++++ Raw records

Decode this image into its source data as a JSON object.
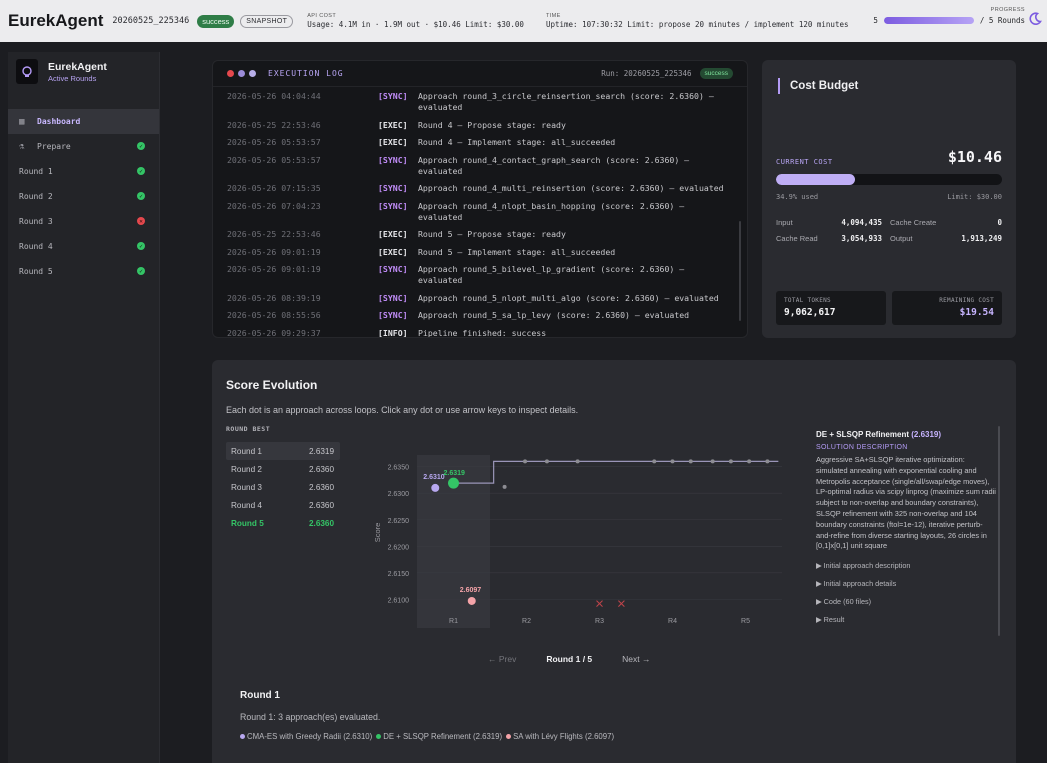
{
  "topbar": {
    "brand": "EurekAgent",
    "run_id": "20260525_225346",
    "status": "success",
    "snapshot": "SNAPSHOT",
    "api_cost_label": "API COST",
    "api_cost_value": "Usage: 4.1M in · 1.9M out · $10.46 Limit: $30.00",
    "time_label": "TIME",
    "time_value": "Uptime: 107:30:32 Limit: propose 20 minutes / implement 120 minutes",
    "progress_label": "PROGRESS",
    "progress_current": "5",
    "progress_total": "/ 5 Rounds",
    "progress_fraction": 1.0,
    "theme_icon": "moon-icon"
  },
  "sidebar": {
    "title": "EurekAgent",
    "subtitle": "Active Rounds",
    "items": [
      {
        "label": "Dashboard",
        "icon": "grid-icon",
        "active": true,
        "status": null
      },
      {
        "label": "Prepare",
        "icon": "flask-icon",
        "active": false,
        "status": "ok"
      },
      {
        "label": "Round 1",
        "active": false,
        "status": "ok"
      },
      {
        "label": "Round 2",
        "active": false,
        "status": "ok"
      },
      {
        "label": "Round 3",
        "active": false,
        "status": "fail"
      },
      {
        "label": "Round 4",
        "active": false,
        "status": "ok"
      },
      {
        "label": "Round 5",
        "active": false,
        "status": "ok"
      }
    ]
  },
  "log": {
    "title": "EXECUTION LOG",
    "run": "Run: 20260525_225346",
    "status": "success",
    "lines": [
      {
        "ts": "2026-05-26 04:04:44",
        "tag": "[SYNC]",
        "msg": "Approach round_3_circle_reinsertion_search (score: 2.6360) — evaluated"
      },
      {
        "ts": "2026-05-25 22:53:46",
        "tag": "[EXEC]",
        "msg": "Round 4 — Propose stage: ready"
      },
      {
        "ts": "2026-05-26 05:53:57",
        "tag": "[EXEC]",
        "msg": "Round 4 — Implement stage: all_succeeded"
      },
      {
        "ts": "2026-05-26 05:53:57",
        "tag": "[SYNC]",
        "msg": "Approach round_4_contact_graph_search (score: 2.6360) — evaluated"
      },
      {
        "ts": "2026-05-26 07:15:35",
        "tag": "[SYNC]",
        "msg": "Approach round_4_multi_reinsertion (score: 2.6360) — evaluated"
      },
      {
        "ts": "2026-05-26 07:04:23",
        "tag": "[SYNC]",
        "msg": "Approach round_4_nlopt_basin_hopping (score: 2.6360) — evaluated"
      },
      {
        "ts": "2026-05-25 22:53:46",
        "tag": "[EXEC]",
        "msg": "Round 5 — Propose stage: ready"
      },
      {
        "ts": "2026-05-26 09:01:19",
        "tag": "[EXEC]",
        "msg": "Round 5 — Implement stage: all_succeeded"
      },
      {
        "ts": "2026-05-26 09:01:19",
        "tag": "[SYNC]",
        "msg": "Approach round_5_bilevel_lp_gradient (score: 2.6360) — evaluated"
      },
      {
        "ts": "2026-05-26 08:39:19",
        "tag": "[SYNC]",
        "msg": "Approach round_5_nlopt_multi_algo (score: 2.6360) — evaluated"
      },
      {
        "ts": "2026-05-26 08:55:56",
        "tag": "[SYNC]",
        "msg": "Approach round_5_sa_lp_levy (score: 2.6360) — evaluated"
      },
      {
        "ts": "2026-05-26 09:29:37",
        "tag": "[INFO]",
        "msg": "Pipeline finished: success"
      }
    ]
  },
  "cost": {
    "title": "Cost Budget",
    "current_label": "CURRENT COST",
    "current_value": "$10.46",
    "used_fraction": 0.349,
    "used_text": "34.9% used",
    "limit_text": "Limit: $30.00",
    "input_label": "Input",
    "input_value": "4,094,435",
    "cache_create_label": "Cache Create",
    "cache_create_value": "0",
    "cache_read_label": "Cache Read",
    "cache_read_value": "3,054,933",
    "output_label": "Output",
    "output_value": "1,913,249",
    "total_tokens_label": "TOTAL TOKENS",
    "total_tokens_value": "9,062,617",
    "remaining_label": "REMAINING COST",
    "remaining_value": "$19.54"
  },
  "score": {
    "title": "Score Evolution",
    "description": "Each dot is an approach across loops. Click any dot or use arrow keys to inspect details.",
    "round_best_label": "ROUND BEST",
    "round_best": [
      {
        "round": "Round 1",
        "score": "2.6319",
        "selected": true,
        "best": false
      },
      {
        "round": "Round 2",
        "score": "2.6360",
        "selected": false,
        "best": false
      },
      {
        "round": "Round 3",
        "score": "2.6360",
        "selected": false,
        "best": false
      },
      {
        "round": "Round 4",
        "score": "2.6360",
        "selected": false,
        "best": false
      },
      {
        "round": "Round 5",
        "score": "2.6360",
        "selected": false,
        "best": true
      }
    ],
    "pager": {
      "prev": "← Prev",
      "current": "Round 1 / 5",
      "next": "Next →"
    },
    "round_detail": {
      "title": "Round 1",
      "summary": "Round 1: 3 approach(es) evaluated.",
      "approaches": [
        {
          "label": "CMA-ES with Greedy Radii (2.6310)",
          "color": "#b8a8f0"
        },
        {
          "label": "DE + SLSQP Refinement (2.6319)",
          "color": "#34c466"
        },
        {
          "label": "SA with Lévy Flights (2.6097)",
          "color": "#f4a3a8"
        }
      ]
    },
    "detail": {
      "title": "DE + SLSQP Refinement",
      "title_score": "(2.6319)",
      "section": "SOLUTION DESCRIPTION",
      "body": "Aggressive SA+SLSQP iterative optimization: simulated annealing with exponential cooling and Metropolis acceptance (single/all/swap/edge moves), LP-optimal radius via scipy linprog (maximize sum radii subject to non-overlap and boundary constraints), SLSQP refinement with 325 non-overlap and 104 boundary constraints (ftol=1e-12), iterative perturb-and-refine from diverse starting layouts, 26 circles in [0,1]x[0,1] unit square",
      "expanders": [
        "▶ Initial approach description",
        "▶ Initial approach details",
        "▶ Code (60 files)",
        "▶ Result"
      ]
    }
  },
  "chart_data": {
    "type": "scatter",
    "xlabel": "",
    "ylabel": "Score",
    "x_categories": [
      "R1",
      "R2",
      "R3",
      "R4",
      "R5"
    ],
    "y_ticks": [
      "2.6350",
      "2.6300",
      "2.6250",
      "2.6200",
      "2.6150",
      "2.6100"
    ],
    "ylim": [
      2.608,
      2.6372
    ],
    "highlighted_round": "R1",
    "best_so_far": [
      {
        "x": 0.0,
        "y": 2.631
      },
      {
        "x": 0.0,
        "y": 2.6319
      },
      {
        "x": 0.55,
        "y": 2.6319
      },
      {
        "x": 0.55,
        "y": 2.636
      },
      {
        "x": 4.45,
        "y": 2.636
      }
    ],
    "points": [
      {
        "round": "R1",
        "x": -0.25,
        "y": 2.631,
        "label": "2.6310",
        "color": "#b8a8f0",
        "kind": "ok"
      },
      {
        "round": "R1",
        "x": 0.0,
        "y": 2.6319,
        "label": "2.6319",
        "color": "#34c466",
        "kind": "selected"
      },
      {
        "round": "R1",
        "x": 0.25,
        "y": 2.6097,
        "label": "2.6097",
        "color": "#f4a3a8",
        "kind": "ok"
      },
      {
        "round": "R2",
        "x": 0.7,
        "y": 2.6312,
        "label": "",
        "color": "#8c8c92",
        "kind": "ok"
      },
      {
        "round": "R2",
        "x": 0.98,
        "y": 2.636,
        "label": "",
        "color": "#8c8c92",
        "kind": "ok"
      },
      {
        "round": "R2",
        "x": 1.28,
        "y": 2.636,
        "label": "",
        "color": "#8c8c92",
        "kind": "ok"
      },
      {
        "round": "R3",
        "x": 1.7,
        "y": 2.636,
        "label": "",
        "color": "#8c8c92",
        "kind": "ok"
      },
      {
        "round": "R3",
        "x": 2.0,
        "y": 2.6092,
        "label": "",
        "color": "#c0444a",
        "kind": "fail"
      },
      {
        "round": "R3",
        "x": 2.3,
        "y": 2.6092,
        "label": "",
        "color": "#c0444a",
        "kind": "fail"
      },
      {
        "round": "R4",
        "x": 2.75,
        "y": 2.636,
        "label": "",
        "color": "#8c8c92",
        "kind": "ok"
      },
      {
        "round": "R4",
        "x": 3.0,
        "y": 2.636,
        "label": "",
        "color": "#8c8c92",
        "kind": "ok"
      },
      {
        "round": "R4",
        "x": 3.25,
        "y": 2.636,
        "label": "",
        "color": "#8c8c92",
        "kind": "ok"
      },
      {
        "round": "R5",
        "x": 3.55,
        "y": 2.636,
        "label": "",
        "color": "#8c8c92",
        "kind": "ok"
      },
      {
        "round": "R5",
        "x": 3.8,
        "y": 2.636,
        "label": "",
        "color": "#8c8c92",
        "kind": "ok"
      },
      {
        "round": "R5",
        "x": 4.05,
        "y": 2.636,
        "label": "",
        "color": "#8c8c92",
        "kind": "ok"
      },
      {
        "round": "R5",
        "x": 4.3,
        "y": 2.636,
        "label": "",
        "color": "#8c8c92",
        "kind": "ok"
      }
    ],
    "grid": true
  }
}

++++++++

■ Request ■
Pick out the lines that contain "Limit" and copy them.

■ Problem solution ■
    "api_cost_value": "Usage: 4.1M in · 1.9M out · $10.46 Limit: $30.00",
    "time_value": "Uptime: 107:30:32 Limit: propose 20 minutes / implement 120 minutes",
    "limit_text": "Limit: $30.00",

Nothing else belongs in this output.